**TASK INSTRUCTIONS**
Copy out every line from the very first one down through the line that contains "still-caption-6: 县委大院 bbox=[1306, 1466, 1395, 1491]", with both of those lines included, keeping each one word for word.

:: AVAILABLE DATA

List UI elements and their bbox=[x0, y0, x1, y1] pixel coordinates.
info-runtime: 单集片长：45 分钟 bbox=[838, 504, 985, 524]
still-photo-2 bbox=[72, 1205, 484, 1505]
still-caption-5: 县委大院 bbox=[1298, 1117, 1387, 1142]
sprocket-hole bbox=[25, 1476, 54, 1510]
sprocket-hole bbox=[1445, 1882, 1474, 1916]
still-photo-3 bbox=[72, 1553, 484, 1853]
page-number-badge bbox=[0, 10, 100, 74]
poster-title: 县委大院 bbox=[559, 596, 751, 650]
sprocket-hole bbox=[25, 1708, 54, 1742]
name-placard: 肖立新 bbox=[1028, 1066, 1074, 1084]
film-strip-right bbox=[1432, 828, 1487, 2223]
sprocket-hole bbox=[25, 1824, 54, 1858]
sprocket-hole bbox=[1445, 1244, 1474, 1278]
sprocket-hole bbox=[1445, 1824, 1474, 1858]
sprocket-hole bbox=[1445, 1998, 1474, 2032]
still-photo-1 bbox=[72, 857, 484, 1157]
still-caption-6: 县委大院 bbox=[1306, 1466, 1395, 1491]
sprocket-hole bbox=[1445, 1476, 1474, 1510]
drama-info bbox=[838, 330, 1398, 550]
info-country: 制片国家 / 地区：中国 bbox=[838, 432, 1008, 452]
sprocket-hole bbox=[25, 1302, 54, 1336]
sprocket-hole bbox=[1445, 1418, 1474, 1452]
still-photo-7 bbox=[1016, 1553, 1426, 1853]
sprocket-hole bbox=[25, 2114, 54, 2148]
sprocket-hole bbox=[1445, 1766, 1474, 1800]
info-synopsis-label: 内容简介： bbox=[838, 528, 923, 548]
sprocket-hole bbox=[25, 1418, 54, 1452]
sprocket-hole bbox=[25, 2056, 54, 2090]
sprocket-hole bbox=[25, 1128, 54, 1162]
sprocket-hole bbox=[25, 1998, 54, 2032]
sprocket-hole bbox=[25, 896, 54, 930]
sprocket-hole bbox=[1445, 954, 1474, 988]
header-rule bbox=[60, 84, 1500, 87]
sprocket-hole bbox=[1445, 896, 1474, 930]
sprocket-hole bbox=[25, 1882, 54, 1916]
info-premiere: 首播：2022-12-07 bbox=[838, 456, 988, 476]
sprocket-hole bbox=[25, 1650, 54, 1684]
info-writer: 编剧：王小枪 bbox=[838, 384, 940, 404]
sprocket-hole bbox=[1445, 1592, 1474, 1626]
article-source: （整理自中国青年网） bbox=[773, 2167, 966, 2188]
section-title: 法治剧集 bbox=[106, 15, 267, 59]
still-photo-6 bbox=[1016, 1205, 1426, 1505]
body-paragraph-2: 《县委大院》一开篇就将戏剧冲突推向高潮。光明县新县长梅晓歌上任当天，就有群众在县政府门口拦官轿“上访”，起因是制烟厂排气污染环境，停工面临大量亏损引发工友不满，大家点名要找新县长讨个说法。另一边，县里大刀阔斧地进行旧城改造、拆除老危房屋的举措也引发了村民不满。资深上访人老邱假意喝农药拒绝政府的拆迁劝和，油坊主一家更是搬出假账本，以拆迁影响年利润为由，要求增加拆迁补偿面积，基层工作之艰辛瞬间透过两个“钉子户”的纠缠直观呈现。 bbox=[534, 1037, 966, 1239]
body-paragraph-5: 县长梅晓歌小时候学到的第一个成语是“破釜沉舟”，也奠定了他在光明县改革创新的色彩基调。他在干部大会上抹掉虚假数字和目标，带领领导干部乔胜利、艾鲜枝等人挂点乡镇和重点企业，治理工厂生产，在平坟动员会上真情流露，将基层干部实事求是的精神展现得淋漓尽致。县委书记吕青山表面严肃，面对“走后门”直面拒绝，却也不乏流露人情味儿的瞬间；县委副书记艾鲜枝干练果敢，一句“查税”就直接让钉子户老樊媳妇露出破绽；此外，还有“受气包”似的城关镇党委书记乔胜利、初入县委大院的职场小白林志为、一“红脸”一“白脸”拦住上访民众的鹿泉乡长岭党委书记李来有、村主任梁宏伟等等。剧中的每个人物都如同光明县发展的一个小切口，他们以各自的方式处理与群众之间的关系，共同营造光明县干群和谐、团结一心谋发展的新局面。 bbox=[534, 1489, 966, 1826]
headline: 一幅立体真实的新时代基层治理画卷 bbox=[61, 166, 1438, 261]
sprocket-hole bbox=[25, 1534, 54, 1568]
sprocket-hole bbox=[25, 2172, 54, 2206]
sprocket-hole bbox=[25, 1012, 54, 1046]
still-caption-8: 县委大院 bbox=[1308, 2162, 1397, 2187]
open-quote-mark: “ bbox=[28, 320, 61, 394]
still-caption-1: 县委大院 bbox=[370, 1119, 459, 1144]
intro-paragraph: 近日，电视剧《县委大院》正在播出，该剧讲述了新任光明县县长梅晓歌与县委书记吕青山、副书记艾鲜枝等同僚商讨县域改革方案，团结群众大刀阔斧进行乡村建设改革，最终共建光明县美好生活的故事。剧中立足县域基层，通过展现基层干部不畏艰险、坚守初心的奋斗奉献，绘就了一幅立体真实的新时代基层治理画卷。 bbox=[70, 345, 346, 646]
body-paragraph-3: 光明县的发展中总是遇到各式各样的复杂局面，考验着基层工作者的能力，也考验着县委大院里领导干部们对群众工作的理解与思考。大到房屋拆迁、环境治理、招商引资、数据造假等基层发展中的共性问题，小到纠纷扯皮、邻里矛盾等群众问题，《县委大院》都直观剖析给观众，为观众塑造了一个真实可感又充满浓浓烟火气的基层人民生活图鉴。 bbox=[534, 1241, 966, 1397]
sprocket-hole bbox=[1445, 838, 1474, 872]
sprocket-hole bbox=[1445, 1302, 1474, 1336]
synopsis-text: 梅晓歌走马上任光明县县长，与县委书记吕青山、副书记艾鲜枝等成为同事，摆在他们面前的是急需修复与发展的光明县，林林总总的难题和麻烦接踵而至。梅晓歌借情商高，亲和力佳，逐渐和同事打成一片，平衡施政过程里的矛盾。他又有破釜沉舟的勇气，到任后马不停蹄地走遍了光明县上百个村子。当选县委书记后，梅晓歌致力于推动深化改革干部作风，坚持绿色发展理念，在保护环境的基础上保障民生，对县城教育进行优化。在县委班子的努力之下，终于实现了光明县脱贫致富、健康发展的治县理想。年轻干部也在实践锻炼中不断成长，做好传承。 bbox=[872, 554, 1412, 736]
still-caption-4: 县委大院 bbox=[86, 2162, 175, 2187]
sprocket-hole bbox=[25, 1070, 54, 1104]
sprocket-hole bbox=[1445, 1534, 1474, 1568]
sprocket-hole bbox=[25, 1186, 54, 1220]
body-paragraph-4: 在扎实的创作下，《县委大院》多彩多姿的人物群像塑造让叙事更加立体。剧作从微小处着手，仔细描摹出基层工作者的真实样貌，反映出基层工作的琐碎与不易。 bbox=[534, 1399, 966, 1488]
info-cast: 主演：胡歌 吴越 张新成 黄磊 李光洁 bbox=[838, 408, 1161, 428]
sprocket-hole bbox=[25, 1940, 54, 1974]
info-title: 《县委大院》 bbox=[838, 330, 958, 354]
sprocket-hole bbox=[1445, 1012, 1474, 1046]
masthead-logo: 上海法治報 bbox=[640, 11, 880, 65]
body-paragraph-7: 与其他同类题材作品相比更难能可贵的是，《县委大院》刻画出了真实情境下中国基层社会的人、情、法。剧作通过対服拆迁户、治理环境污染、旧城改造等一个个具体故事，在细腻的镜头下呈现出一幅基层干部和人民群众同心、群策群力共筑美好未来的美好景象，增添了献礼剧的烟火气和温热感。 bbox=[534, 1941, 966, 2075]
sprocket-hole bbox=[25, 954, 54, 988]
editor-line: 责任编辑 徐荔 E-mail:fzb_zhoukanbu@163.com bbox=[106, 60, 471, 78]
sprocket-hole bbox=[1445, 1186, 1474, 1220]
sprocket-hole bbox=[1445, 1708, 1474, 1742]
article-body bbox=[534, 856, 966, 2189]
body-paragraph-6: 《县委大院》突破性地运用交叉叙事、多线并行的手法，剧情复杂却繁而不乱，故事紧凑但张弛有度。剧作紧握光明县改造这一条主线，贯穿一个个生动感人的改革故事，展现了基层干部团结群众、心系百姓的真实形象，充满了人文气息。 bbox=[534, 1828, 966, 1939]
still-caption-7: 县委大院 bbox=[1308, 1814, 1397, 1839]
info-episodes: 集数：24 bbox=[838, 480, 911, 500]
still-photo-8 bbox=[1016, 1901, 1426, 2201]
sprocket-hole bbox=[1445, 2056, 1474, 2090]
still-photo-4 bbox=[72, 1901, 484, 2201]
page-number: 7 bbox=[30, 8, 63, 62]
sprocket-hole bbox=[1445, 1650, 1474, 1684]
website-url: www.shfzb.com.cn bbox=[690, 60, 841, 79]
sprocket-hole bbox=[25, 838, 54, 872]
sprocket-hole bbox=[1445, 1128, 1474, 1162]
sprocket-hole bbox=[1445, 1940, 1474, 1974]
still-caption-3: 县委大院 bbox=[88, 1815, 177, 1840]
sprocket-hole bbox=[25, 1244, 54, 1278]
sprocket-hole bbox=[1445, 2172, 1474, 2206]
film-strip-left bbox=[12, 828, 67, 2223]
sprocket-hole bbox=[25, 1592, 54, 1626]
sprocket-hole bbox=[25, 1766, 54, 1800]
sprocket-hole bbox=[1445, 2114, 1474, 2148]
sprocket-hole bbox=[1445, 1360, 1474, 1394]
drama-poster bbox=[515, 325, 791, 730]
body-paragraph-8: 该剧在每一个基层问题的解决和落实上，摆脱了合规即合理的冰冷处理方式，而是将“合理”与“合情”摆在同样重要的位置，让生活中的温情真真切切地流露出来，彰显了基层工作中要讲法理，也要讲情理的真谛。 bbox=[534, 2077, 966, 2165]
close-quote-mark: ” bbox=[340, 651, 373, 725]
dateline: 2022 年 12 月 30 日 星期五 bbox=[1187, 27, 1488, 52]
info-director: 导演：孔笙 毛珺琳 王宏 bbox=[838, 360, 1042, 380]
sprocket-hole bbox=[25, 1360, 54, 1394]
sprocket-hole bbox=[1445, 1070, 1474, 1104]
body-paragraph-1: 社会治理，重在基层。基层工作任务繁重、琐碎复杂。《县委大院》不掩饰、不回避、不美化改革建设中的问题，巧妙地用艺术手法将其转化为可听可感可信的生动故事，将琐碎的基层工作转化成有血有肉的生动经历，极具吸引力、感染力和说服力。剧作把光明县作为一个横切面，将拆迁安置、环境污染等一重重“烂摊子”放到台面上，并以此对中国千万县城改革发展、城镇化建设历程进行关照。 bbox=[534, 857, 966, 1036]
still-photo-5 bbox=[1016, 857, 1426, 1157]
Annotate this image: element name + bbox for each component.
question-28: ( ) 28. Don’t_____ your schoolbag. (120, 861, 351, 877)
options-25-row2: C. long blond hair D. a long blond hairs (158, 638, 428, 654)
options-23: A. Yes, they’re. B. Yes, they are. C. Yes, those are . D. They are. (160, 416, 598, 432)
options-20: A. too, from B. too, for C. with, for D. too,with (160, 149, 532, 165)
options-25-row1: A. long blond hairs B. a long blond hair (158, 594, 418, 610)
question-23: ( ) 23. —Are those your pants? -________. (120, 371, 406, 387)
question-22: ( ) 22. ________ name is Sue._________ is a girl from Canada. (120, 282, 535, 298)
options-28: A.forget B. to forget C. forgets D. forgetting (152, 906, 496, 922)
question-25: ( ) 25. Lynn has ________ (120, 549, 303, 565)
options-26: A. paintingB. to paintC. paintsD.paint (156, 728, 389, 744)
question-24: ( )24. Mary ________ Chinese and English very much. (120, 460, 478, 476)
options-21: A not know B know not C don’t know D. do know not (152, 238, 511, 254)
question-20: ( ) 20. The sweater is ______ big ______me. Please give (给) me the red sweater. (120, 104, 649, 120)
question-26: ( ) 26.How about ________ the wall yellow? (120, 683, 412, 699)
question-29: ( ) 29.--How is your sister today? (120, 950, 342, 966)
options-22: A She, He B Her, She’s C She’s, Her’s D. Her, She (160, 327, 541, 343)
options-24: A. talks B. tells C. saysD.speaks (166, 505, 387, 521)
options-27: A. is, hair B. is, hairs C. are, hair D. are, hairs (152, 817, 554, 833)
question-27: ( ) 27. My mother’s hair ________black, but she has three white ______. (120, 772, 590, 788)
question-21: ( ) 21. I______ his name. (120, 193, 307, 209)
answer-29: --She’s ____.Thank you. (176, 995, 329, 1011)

::::

**WRITTEN ANSWER**
List UI elements and their bbox=[x0, y0, x1, y1] pixel coordinates.
info-runtime: 单集片长：45 分钟 bbox=[838, 504, 985, 524]
still-photo-2 bbox=[72, 1205, 484, 1505]
still-caption-5: 县委大院 bbox=[1298, 1117, 1387, 1142]
sprocket-hole bbox=[25, 1476, 54, 1510]
sprocket-hole bbox=[1445, 1882, 1474, 1916]
still-photo-3 bbox=[72, 1553, 484, 1853]
page-number-badge bbox=[0, 10, 100, 74]
poster-title: 县委大院 bbox=[559, 596, 751, 650]
sprocket-hole bbox=[25, 1708, 54, 1742]
name-placard: 肖立新 bbox=[1028, 1066, 1074, 1084]
film-strip-right bbox=[1432, 828, 1487, 2223]
sprocket-hole bbox=[25, 1824, 54, 1858]
sprocket-hole bbox=[1445, 1244, 1474, 1278]
sprocket-hole bbox=[1445, 1824, 1474, 1858]
sprocket-hole bbox=[1445, 1998, 1474, 2032]
still-photo-1 bbox=[72, 857, 484, 1157]
still-caption-6: 县委大院 bbox=[1306, 1466, 1395, 1491]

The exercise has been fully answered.